Exactly reproduce each entry, leaving out nothing.

Given records
• • • • •
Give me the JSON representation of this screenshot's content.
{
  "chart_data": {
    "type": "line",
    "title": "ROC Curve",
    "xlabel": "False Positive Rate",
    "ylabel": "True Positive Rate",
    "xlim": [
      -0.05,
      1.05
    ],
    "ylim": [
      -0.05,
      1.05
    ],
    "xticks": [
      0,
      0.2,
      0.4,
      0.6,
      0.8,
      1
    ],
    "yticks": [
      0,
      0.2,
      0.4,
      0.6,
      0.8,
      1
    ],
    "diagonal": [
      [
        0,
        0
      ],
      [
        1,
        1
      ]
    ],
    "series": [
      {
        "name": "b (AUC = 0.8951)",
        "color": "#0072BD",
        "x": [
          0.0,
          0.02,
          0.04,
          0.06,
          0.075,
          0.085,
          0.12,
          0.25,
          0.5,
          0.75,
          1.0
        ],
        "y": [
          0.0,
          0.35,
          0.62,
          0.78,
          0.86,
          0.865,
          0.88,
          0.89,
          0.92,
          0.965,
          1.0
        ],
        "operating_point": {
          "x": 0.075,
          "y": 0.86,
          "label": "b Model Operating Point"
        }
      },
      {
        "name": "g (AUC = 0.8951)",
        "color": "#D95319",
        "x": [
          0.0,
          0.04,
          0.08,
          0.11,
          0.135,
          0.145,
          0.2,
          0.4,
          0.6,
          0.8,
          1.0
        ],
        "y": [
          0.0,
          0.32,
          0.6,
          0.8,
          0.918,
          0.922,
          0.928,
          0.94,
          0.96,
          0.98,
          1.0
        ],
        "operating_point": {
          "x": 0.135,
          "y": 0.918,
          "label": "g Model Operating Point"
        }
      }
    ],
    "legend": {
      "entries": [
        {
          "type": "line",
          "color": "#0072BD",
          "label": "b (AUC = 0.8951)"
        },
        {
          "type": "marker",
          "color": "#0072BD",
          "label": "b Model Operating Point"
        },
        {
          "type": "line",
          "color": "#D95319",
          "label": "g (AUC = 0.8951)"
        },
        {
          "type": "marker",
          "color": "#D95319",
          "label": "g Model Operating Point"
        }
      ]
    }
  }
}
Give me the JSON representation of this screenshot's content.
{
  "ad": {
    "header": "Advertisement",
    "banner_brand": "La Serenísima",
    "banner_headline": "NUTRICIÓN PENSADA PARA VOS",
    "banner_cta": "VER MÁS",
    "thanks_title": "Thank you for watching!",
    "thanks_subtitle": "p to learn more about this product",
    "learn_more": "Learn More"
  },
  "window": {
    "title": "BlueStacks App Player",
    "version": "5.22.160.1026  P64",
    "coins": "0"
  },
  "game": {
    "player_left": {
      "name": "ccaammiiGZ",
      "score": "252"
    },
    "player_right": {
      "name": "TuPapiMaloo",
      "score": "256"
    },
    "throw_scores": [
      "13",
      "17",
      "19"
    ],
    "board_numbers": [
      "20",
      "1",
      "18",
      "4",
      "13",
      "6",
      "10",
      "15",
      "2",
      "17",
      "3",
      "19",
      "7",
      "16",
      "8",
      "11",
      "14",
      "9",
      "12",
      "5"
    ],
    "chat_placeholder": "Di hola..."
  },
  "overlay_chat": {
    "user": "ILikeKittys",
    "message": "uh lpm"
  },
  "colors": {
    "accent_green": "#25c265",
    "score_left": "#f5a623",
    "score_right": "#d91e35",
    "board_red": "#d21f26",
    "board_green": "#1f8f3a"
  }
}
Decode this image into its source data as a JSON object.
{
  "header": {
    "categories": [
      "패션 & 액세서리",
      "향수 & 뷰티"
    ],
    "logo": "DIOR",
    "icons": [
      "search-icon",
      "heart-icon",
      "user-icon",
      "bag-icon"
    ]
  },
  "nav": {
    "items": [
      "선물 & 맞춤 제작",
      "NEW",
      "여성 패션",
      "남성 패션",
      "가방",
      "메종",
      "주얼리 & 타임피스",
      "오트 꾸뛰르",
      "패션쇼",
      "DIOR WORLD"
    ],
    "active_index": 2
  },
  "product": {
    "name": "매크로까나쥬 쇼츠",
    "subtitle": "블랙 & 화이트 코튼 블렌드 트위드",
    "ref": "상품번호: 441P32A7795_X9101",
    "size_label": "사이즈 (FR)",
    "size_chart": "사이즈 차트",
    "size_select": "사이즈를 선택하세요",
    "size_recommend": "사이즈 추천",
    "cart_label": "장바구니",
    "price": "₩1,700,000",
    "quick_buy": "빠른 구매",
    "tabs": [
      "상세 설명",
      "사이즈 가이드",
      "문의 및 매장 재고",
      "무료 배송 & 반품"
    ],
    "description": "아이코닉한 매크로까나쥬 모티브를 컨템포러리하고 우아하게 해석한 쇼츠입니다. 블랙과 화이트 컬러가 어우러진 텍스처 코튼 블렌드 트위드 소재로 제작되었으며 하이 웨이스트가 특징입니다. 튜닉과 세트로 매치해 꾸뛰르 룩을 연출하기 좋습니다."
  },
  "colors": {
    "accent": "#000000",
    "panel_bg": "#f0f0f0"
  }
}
• • • • •
Expected answer
Give me the JSON representation of this screenshot's content.
{
  "chart_data": {
    "type": "line",
    "title": "ROC Curve",
    "xlabel": "False Positive Rate",
    "ylabel": "True Positive Rate",
    "xlim": [
      -0.05,
      1.05
    ],
    "ylim": [
      -0.05,
      1.05
    ],
    "xticks": [
      0,
      0.2,
      0.4,
      0.6,
      0.8,
      1
    ],
    "yticks": [
      0,
      0.2,
      0.4,
      0.6,
      0.8,
      1
    ],
    "diagonal": [
      [
        0,
        0
      ],
      [
        1,
        1
      ]
    ],
    "series": [
      {
        "name": "b (AUC = 0.8951)",
        "color": "#0072BD",
        "x": [
          0.0,
          0.02,
          0.04,
          0.06,
          0.075,
          0.085,
          0.12,
          0.25,
          0.5,
          0.75,
          1.0
        ],
        "y": [
          0.0,
          0.35,
          0.62,
          0.78,
          0.86,
          0.865,
          0.88,
          0.89,
          0.92,
          0.965,
          1.0
        ],
        "operating_point": {
          "x": 0.075,
          "y": 0.86,
          "label": "b Model Operating Point"
        }
      },
      {
        "name": "g (AUC = 0.8951)",
        "color": "#D95319",
        "x": [
          0.0,
          0.04,
          0.08,
          0.11,
          0.135,
          0.145,
          0.2,
          0.4,
          0.6,
          0.8,
          1.0
        ],
        "y": [
          0.0,
          0.32,
          0.6,
          0.8,
          0.918,
          0.922,
          0.928,
          0.94,
          0.96,
          0.98,
          1.0
        ],
        "operating_point": {
          "x": 0.135,
          "y": 0.918,
          "label": "g Model Operating Point"
        }
      }
    ],
    "legend": {
      "entries": [
        {
          "type": "line",
          "color": "#0072BD",
          "label": "b (AUC = 0.8951)"
        },
        {
          "type": "marker",
          "color": "#0072BD",
          "label": "b Model Operating Point"
        },
        {
          "type": "line",
          "color": "#D95319",
          "label": "g (AUC = 0.8951)"
        },
        {
          "type": "marker",
          "color": "#D95319",
          "label": "g Model Operating Point"
        }
      ]
    }
  }
}
Give me the JSON representation of this screenshot's content.
{
  "ad": {
    "header": "Advertisement",
    "banner_brand": "La Serenísima",
    "banner_headline": "NUTRICIÓN PENSADA PARA VOS",
    "banner_cta": "VER MÁS",
    "thanks_title": "Thank you for watching!",
    "thanks_subtitle": "p to learn more about this product",
    "learn_more": "Learn More"
  },
  "window": {
    "title": "BlueStacks App Player",
    "version": "5.22.160.1026  P64",
    "coins": "0"
  },
  "game": {
    "player_left": {
      "name": "ccaammiiGZ",
      "score": "252"
    },
    "player_right": {
      "name": "TuPapiMaloo",
      "score": "256"
    },
    "throw_scores": [
      "13",
      "17",
      "19"
    ],
    "board_numbers": [
      "20",
      "1",
      "18",
      "4",
      "13",
      "6",
      "10",
      "15",
      "2",
      "17",
      "3",
      "19",
      "7",
      "16",
      "8",
      "11",
      "14",
      "9",
      "12",
      "5"
    ],
    "chat_placeholder": "Di hola..."
  },
  "overlay_chat": {
    "user": "ILikeKittys",
    "message": "uh lpm"
  },
  "colors": {
    "accent_green": "#25c265",
    "score_left": "#f5a623",
    "score_right": "#d91e35",
    "board_red": "#d21f26",
    "board_green": "#1f8f3a"
  }
}
Decode this image into its source data as a JSON object.
{
  "header": {
    "categories": [
      "패션 & 액세서리",
      "향수 & 뷰티"
    ],
    "logo": "DIOR",
    "icons": [
      "search-icon",
      "heart-icon",
      "user-icon",
      "bag-icon"
    ]
  },
  "nav": {
    "items": [
      "선물 & 맞춤 제작",
      "NEW",
      "여성 패션",
      "남성 패션",
      "가방",
      "메종",
      "주얼리 & 타임피스",
      "오트 꾸뛰르",
      "패션쇼",
      "DIOR WORLD"
    ],
    "active_index": 2
  },
  "product": {
    "name": "매크로까나쥬 쇼츠",
    "subtitle": "블랙 & 화이트 코튼 블렌드 트위드",
    "ref": "상품번호: 441P32A7795_X9101",
    "size_label": "사이즈 (FR)",
    "size_chart": "사이즈 차트",
    "size_select": "사이즈를 선택하세요",
    "size_recommend": "사이즈 추천",
    "cart_label": "장바구니",
    "price": "₩1,700,000",
    "quick_buy": "빠른 구매",
    "tabs": [
      "상세 설명",
      "사이즈 가이드",
      "문의 및 매장 재고",
      "무료 배송 & 반품"
    ],
    "description": "아이코닉한 매크로까나쥬 모티브를 컨템포러리하고 우아하게 해석한 쇼츠입니다. 블랙과 화이트 컬러가 어우러진 텍스처 코튼 블렌드 트위드 소재로 제작되었으며 하이 웨이스트가 특징입니다. 튜닉과 세트로 매치해 꾸뛰르 룩을 연출하기 좋습니다."
  },
  "colors": {
    "accent": "#000000",
    "panel_bg": "#f0f0f0"
  }
}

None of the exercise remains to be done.